** Start RECORDS SUPPLIED **

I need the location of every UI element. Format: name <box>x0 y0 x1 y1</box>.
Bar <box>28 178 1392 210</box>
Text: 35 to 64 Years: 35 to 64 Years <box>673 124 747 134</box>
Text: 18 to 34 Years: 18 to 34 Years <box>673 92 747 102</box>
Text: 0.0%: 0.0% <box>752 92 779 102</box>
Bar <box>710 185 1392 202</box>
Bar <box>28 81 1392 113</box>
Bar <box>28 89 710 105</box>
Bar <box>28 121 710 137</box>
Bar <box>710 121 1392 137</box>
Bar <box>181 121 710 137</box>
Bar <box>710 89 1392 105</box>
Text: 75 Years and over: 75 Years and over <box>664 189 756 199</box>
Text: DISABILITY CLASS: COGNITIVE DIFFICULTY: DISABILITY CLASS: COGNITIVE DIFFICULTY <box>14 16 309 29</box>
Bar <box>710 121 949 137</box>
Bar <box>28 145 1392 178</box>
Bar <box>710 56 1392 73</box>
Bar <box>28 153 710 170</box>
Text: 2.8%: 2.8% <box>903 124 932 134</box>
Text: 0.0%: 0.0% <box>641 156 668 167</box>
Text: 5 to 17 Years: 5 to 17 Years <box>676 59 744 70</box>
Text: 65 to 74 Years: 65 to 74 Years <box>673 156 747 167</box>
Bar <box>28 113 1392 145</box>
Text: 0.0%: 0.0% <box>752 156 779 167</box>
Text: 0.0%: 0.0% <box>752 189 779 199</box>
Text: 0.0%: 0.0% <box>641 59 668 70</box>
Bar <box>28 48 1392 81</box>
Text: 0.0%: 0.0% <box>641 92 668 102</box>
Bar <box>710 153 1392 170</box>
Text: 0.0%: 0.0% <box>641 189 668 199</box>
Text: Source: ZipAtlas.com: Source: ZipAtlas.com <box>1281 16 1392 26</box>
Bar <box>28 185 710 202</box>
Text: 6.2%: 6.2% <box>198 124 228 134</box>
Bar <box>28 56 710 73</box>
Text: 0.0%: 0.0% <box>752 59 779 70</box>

** End RECORDS SUPPLIED **

* _WHAT IS ASKED_: Reproduce the lines above character for character, starting with the first one and ending with the line that contains "Text: 0.0%: 0.0% <box>752 92 779 102</box>", both included.

* _SOLVED EXERCISE_:
I need the location of every UI element. Format: name <box>x0 y0 x1 y1</box>.
Bar <box>28 178 1392 210</box>
Text: 35 to 64 Years: 35 to 64 Years <box>673 124 747 134</box>
Text: 18 to 34 Years: 18 to 34 Years <box>673 92 747 102</box>
Text: 0.0%: 0.0% <box>752 92 779 102</box>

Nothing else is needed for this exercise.